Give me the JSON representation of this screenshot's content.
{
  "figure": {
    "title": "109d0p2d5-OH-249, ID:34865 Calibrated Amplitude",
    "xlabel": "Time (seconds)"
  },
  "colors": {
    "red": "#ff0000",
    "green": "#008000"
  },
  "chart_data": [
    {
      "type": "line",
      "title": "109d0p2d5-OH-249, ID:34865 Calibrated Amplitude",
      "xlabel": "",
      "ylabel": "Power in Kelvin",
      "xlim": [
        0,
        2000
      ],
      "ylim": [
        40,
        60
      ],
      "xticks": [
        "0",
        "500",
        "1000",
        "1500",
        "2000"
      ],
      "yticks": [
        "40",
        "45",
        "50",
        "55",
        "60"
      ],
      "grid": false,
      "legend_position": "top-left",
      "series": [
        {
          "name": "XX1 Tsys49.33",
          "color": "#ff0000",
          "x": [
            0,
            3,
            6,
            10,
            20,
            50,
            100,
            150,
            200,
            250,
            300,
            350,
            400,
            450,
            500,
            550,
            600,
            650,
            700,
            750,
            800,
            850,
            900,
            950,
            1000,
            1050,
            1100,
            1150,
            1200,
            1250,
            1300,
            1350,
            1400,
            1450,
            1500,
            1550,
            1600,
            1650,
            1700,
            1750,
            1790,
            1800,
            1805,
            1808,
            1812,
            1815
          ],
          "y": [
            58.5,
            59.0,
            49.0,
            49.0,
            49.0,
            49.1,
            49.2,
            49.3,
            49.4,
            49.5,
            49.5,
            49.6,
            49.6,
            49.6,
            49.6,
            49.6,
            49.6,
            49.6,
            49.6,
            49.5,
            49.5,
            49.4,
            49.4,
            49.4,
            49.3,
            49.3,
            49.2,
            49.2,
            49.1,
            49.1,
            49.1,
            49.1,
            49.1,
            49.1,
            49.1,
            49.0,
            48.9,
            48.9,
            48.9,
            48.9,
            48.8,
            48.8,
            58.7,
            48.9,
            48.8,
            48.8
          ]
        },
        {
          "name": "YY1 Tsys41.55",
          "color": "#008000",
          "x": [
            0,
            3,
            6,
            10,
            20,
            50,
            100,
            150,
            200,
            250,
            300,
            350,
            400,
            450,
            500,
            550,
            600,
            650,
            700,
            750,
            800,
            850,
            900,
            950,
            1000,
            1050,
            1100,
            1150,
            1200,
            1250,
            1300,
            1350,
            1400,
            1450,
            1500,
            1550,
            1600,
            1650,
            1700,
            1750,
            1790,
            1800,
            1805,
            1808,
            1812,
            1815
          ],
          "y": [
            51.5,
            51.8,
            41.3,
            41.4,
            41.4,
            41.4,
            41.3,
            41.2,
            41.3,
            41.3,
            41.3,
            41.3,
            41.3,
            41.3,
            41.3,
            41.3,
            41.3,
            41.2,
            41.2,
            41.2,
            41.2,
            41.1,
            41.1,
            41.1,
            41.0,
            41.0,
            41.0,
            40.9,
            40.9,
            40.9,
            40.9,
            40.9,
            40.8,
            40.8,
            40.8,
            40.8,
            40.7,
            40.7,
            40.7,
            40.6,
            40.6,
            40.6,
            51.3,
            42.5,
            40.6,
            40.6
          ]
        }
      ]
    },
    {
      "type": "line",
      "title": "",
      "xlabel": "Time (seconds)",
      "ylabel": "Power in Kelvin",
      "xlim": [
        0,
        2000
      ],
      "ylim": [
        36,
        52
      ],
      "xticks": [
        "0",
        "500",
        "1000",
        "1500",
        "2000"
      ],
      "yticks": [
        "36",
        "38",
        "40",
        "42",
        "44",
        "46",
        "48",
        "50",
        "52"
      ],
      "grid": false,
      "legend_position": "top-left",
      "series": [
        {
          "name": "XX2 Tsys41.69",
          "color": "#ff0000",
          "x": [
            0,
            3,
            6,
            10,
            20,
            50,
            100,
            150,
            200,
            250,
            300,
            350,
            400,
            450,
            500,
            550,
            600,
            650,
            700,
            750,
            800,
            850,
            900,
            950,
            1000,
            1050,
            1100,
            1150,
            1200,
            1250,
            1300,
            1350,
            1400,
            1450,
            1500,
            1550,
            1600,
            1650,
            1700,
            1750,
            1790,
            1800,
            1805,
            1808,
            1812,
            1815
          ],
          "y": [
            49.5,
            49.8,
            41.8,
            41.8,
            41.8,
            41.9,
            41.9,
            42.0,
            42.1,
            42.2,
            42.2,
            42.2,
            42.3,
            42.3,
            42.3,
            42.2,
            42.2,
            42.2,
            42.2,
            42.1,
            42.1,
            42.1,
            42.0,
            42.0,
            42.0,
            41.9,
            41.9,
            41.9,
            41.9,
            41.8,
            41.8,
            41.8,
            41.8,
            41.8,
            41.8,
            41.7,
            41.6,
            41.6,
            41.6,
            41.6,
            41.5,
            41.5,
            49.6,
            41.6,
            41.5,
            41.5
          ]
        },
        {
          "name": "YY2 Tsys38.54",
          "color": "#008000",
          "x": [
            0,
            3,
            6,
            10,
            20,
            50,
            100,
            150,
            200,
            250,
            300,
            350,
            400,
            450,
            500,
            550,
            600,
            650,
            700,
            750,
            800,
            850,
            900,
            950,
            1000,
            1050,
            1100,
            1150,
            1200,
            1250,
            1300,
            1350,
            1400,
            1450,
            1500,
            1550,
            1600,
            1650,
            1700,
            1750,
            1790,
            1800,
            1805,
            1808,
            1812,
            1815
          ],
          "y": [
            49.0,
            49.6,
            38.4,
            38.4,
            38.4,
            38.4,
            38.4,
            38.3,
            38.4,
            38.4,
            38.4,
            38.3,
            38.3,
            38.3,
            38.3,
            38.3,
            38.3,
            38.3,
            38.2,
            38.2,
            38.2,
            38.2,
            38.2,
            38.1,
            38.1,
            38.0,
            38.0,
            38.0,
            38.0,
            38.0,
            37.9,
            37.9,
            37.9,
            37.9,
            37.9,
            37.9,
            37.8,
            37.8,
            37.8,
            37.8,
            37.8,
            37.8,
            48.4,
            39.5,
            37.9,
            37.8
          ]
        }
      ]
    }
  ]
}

◆ ◆ ◆

What you will do: Transcribe the data above in full, exactly.

Solution to the problem:
Give me the JSON representation of this screenshot's content.
{
  "figure": {
    "title": "109d0p2d5-OH-249, ID:34865 Calibrated Amplitude",
    "xlabel": "Time (seconds)"
  },
  "colors": {
    "red": "#ff0000",
    "green": "#008000"
  },
  "chart_data": [
    {
      "type": "line",
      "title": "109d0p2d5-OH-249, ID:34865 Calibrated Amplitude",
      "xlabel": "",
      "ylabel": "Power in Kelvin",
      "xlim": [
        0,
        2000
      ],
      "ylim": [
        40,
        60
      ],
      "xticks": [
        "0",
        "500",
        "1000",
        "1500",
        "2000"
      ],
      "yticks": [
        "40",
        "45",
        "50",
        "55",
        "60"
      ],
      "grid": false,
      "legend_position": "top-left",
      "series": [
        {
          "name": "XX1 Tsys49.33",
          "color": "#ff0000",
          "x": [
            0,
            3,
            6,
            10,
            20,
            50,
            100,
            150,
            200,
            250,
            300,
            350,
            400,
            450,
            500,
            550,
            600,
            650,
            700,
            750,
            800,
            850,
            900,
            950,
            1000,
            1050,
            1100,
            1150,
            1200,
            1250,
            1300,
            1350,
            1400,
            1450,
            1500,
            1550,
            1600,
            1650,
            1700,
            1750,
            1790,
            1800,
            1805,
            1808,
            1812,
            1815
          ],
          "y": [
            58.5,
            59.0,
            49.0,
            49.0,
            49.0,
            49.1,
            49.2,
            49.3,
            49.4,
            49.5,
            49.5,
            49.6,
            49.6,
            49.6,
            49.6,
            49.6,
            49.6,
            49.6,
            49.6,
            49.5,
            49.5,
            49.4,
            49.4,
            49.4,
            49.3,
            49.3,
            49.2,
            49.2,
            49.1,
            49.1,
            49.1,
            49.1,
            49.1,
            49.1,
            49.1,
            49.0,
            48.9,
            48.9,
            48.9,
            48.9,
            48.8,
            48.8,
            58.7,
            48.9,
            48.8,
            48.8
          ]
        },
        {
          "name": "YY1 Tsys41.55",
          "color": "#008000",
          "x": [
            0,
            3,
            6,
            10,
            20,
            50,
            100,
            150,
            200,
            250,
            300,
            350,
            400,
            450,
            500,
            550,
            600,
            650,
            700,
            750,
            800,
            850,
            900,
            950,
            1000,
            1050,
            1100,
            1150,
            1200,
            1250,
            1300,
            1350,
            1400,
            1450,
            1500,
            1550,
            1600,
            1650,
            1700,
            1750,
            1790,
            1800,
            1805,
            1808,
            1812,
            1815
          ],
          "y": [
            51.5,
            51.8,
            41.3,
            41.4,
            41.4,
            41.4,
            41.3,
            41.2,
            41.3,
            41.3,
            41.3,
            41.3,
            41.3,
            41.3,
            41.3,
            41.3,
            41.3,
            41.2,
            41.2,
            41.2,
            41.2,
            41.1,
            41.1,
            41.1,
            41.0,
            41.0,
            41.0,
            40.9,
            40.9,
            40.9,
            40.9,
            40.9,
            40.8,
            40.8,
            40.8,
            40.8,
            40.7,
            40.7,
            40.7,
            40.6,
            40.6,
            40.6,
            51.3,
            42.5,
            40.6,
            40.6
          ]
        }
      ]
    },
    {
      "type": "line",
      "title": "",
      "xlabel": "Time (seconds)",
      "ylabel": "Power in Kelvin",
      "xlim": [
        0,
        2000
      ],
      "ylim": [
        36,
        52
      ],
      "xticks": [
        "0",
        "500",
        "1000",
        "1500",
        "2000"
      ],
      "yticks": [
        "36",
        "38",
        "40",
        "42",
        "44",
        "46",
        "48",
        "50",
        "52"
      ],
      "grid": false,
      "legend_position": "top-left",
      "series": [
        {
          "name": "XX2 Tsys41.69",
          "color": "#ff0000",
          "x": [
            0,
            3,
            6,
            10,
            20,
            50,
            100,
            150,
            200,
            250,
            300,
            350,
            400,
            450,
            500,
            550,
            600,
            650,
            700,
            750,
            800,
            850,
            900,
            950,
            1000,
            1050,
            1100,
            1150,
            1200,
            1250,
            1300,
            1350,
            1400,
            1450,
            1500,
            1550,
            1600,
            1650,
            1700,
            1750,
            1790,
            1800,
            1805,
            1808,
            1812,
            1815
          ],
          "y": [
            49.5,
            49.8,
            41.8,
            41.8,
            41.8,
            41.9,
            41.9,
            42.0,
            42.1,
            42.2,
            42.2,
            42.2,
            42.3,
            42.3,
            42.3,
            42.2,
            42.2,
            42.2,
            42.2,
            42.1,
            42.1,
            42.1,
            42.0,
            42.0,
            42.0,
            41.9,
            41.9,
            41.9,
            41.9,
            41.8,
            41.8,
            41.8,
            41.8,
            41.8,
            41.8,
            41.7,
            41.6,
            41.6,
            41.6,
            41.6,
            41.5,
            41.5,
            49.6,
            41.6,
            41.5,
            41.5
          ]
        },
        {
          "name": "YY2 Tsys38.54",
          "color": "#008000",
          "x": [
            0,
            3,
            6,
            10,
            20,
            50,
            100,
            150,
            200,
            250,
            300,
            350,
            400,
            450,
            500,
            550,
            600,
            650,
            700,
            750,
            800,
            850,
            900,
            950,
            1000,
            1050,
            1100,
            1150,
            1200,
            1250,
            1300,
            1350,
            1400,
            1450,
            1500,
            1550,
            1600,
            1650,
            1700,
            1750,
            1790,
            1800,
            1805,
            1808,
            1812,
            1815
          ],
          "y": [
            49.0,
            49.6,
            38.4,
            38.4,
            38.4,
            38.4,
            38.4,
            38.3,
            38.4,
            38.4,
            38.4,
            38.3,
            38.3,
            38.3,
            38.3,
            38.3,
            38.3,
            38.3,
            38.2,
            38.2,
            38.2,
            38.2,
            38.2,
            38.1,
            38.1,
            38.0,
            38.0,
            38.0,
            38.0,
            38.0,
            37.9,
            37.9,
            37.9,
            37.9,
            37.9,
            37.9,
            37.8,
            37.8,
            37.8,
            37.8,
            37.8,
            37.8,
            48.4,
            39.5,
            37.9,
            37.8
          ]
        }
      ]
    }
  ]
}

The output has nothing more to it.